Figure content listings:
* Begin *

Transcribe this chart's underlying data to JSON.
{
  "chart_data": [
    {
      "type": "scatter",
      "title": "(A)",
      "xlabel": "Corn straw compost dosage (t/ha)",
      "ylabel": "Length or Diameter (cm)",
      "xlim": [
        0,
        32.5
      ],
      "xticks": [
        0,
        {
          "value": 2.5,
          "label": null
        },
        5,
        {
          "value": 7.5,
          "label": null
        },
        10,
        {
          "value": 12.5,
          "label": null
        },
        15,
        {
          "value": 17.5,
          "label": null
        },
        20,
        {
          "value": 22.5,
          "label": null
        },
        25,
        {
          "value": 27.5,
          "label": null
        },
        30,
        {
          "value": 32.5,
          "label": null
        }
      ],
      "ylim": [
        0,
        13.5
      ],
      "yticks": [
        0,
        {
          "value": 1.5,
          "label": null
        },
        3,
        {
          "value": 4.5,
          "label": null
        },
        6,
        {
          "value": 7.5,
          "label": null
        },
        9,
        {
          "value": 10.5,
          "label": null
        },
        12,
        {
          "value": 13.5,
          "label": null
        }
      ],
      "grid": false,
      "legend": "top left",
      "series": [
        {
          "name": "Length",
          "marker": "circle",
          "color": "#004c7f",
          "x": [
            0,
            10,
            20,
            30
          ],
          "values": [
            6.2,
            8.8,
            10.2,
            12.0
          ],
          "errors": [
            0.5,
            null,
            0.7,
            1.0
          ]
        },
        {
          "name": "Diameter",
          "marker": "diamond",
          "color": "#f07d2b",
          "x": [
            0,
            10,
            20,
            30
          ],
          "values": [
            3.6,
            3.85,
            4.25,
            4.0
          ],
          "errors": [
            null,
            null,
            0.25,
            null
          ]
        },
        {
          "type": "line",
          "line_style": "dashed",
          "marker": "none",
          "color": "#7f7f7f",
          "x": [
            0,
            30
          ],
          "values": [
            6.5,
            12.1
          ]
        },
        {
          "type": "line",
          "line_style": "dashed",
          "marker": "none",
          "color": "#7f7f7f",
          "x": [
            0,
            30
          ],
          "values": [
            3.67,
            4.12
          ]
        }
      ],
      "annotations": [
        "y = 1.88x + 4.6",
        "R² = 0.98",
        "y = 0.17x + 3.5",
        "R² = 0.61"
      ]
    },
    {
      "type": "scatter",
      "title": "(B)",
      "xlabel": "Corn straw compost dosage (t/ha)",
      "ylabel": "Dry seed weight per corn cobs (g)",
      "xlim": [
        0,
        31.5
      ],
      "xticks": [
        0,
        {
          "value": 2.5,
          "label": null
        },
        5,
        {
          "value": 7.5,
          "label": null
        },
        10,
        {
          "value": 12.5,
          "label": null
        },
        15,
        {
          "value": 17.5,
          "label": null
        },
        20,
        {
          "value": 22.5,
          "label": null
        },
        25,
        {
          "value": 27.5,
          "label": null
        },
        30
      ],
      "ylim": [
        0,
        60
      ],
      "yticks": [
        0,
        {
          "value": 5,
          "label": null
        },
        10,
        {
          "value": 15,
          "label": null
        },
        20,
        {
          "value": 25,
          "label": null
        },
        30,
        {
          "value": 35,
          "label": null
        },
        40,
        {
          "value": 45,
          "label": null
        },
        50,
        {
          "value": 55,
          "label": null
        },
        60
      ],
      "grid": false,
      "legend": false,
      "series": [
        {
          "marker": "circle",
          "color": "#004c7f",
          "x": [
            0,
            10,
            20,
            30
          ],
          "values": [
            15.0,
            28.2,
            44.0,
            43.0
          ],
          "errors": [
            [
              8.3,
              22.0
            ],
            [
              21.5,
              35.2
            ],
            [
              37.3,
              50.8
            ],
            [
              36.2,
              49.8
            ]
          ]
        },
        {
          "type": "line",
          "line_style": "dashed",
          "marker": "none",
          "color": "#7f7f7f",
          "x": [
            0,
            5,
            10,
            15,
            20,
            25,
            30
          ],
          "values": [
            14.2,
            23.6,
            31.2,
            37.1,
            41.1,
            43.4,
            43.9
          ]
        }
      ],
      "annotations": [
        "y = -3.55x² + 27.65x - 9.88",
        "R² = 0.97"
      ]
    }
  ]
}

* End *

WORK TO BE COMPLETED =>
Write out the full set of records exactly as given.

SOLUTION FOR THIS EXERCISE =>
Transcribe this chart's underlying data to JSON.
{
  "chart_data": [
    {
      "type": "scatter",
      "title": "(A)",
      "xlabel": "Corn straw compost dosage (t/ha)",
      "ylabel": "Length or Diameter (cm)",
      "xlim": [
        0,
        32.5
      ],
      "xticks": [
        0,
        {
          "value": 2.5,
          "label": null
        },
        5,
        {
          "value": 7.5,
          "label": null
        },
        10,
        {
          "value": 12.5,
          "label": null
        },
        15,
        {
          "value": 17.5,
          "label": null
        },
        20,
        {
          "value": 22.5,
          "label": null
        },
        25,
        {
          "value": 27.5,
          "label": null
        },
        30,
        {
          "value": 32.5,
          "label": null
        }
      ],
      "ylim": [
        0,
        13.5
      ],
      "yticks": [
        0,
        {
          "value": 1.5,
          "label": null
        },
        3,
        {
          "value": 4.5,
          "label": null
        },
        6,
        {
          "value": 7.5,
          "label": null
        },
        9,
        {
          "value": 10.5,
          "label": null
        },
        12,
        {
          "value": 13.5,
          "label": null
        }
      ],
      "grid": false,
      "legend": "top left",
      "series": [
        {
          "name": "Length",
          "marker": "circle",
          "color": "#004c7f",
          "x": [
            0,
            10,
            20,
            30
          ],
          "values": [
            6.2,
            8.8,
            10.2,
            12.0
          ],
          "errors": [
            0.5,
            null,
            0.7,
            1.0
          ]
        },
        {
          "name": "Diameter",
          "marker": "diamond",
          "color": "#f07d2b",
          "x": [
            0,
            10,
            20,
            30
          ],
          "values": [
            3.6,
            3.85,
            4.25,
            4.0
          ],
          "errors": [
            null,
            null,
            0.25,
            null
          ]
        },
        {
          "type": "line",
          "line_style": "dashed",
          "marker": "none",
          "color": "#7f7f7f",
          "x": [
            0,
            30
          ],
          "values": [
            6.5,
            12.1
          ]
        },
        {
          "type": "line",
          "line_style": "dashed",
          "marker": "none",
          "color": "#7f7f7f",
          "x": [
            0,
            30
          ],
          "values": [
            3.67,
            4.12
          ]
        }
      ],
      "annotations": [
        "y = 1.88x + 4.6",
        "R² = 0.98",
        "y = 0.17x + 3.5",
        "R² = 0.61"
      ]
    },
    {
      "type": "scatter",
      "title": "(B)",
      "xlabel": "Corn straw compost dosage (t/ha)",
      "ylabel": "Dry seed weight per corn cobs (g)",
      "xlim": [
        0,
        31.5
      ],
      "xticks": [
        0,
        {
          "value": 2.5,
          "label": null
        },
        5,
        {
          "value": 7.5,
          "label": null
        },
        10,
        {
          "value": 12.5,
          "label": null
        },
        15,
        {
          "value": 17.5,
          "label": null
        },
        20,
        {
          "value": 22.5,
          "label": null
        },
        25,
        {
          "value": 27.5,
          "label": null
        },
        30
      ],
      "ylim": [
        0,
        60
      ],
      "yticks": [
        0,
        {
          "value": 5,
          "label": null
        },
        10,
        {
          "value": 15,
          "label": null
        },
        20,
        {
          "value": 25,
          "label": null
        },
        30,
        {
          "value": 35,
          "label": null
        },
        40,
        {
          "value": 45,
          "label": null
        },
        50,
        {
          "value": 55,
          "label": null
        },
        60
      ],
      "grid": false,
      "legend": false,
      "series": [
        {
          "marker": "circle",
          "color": "#004c7f",
          "x": [
            0,
            10,
            20,
            30
          ],
          "values": [
            15.0,
            28.2,
            44.0,
            43.0
          ],
          "errors": [
            [
              8.3,
              22.0
            ],
            [
              21.5,
              35.2
            ],
            [
              37.3,
              50.8
            ],
            [
              36.2,
              49.8
            ]
          ]
        },
        {
          "type": "line",
          "line_style": "dashed",
          "marker": "none",
          "color": "#7f7f7f",
          "x": [
            0,
            5,
            10,
            15,
            20,
            25,
            30
          ],
          "values": [
            14.2,
            23.6,
            31.2,
            37.1,
            41.1,
            43.4,
            43.9
          ]
        }
      ],
      "annotations": [
        "y = -3.55x² + 27.65x - 9.88",
        "R² = 0.97"
      ]
    }
  ]
}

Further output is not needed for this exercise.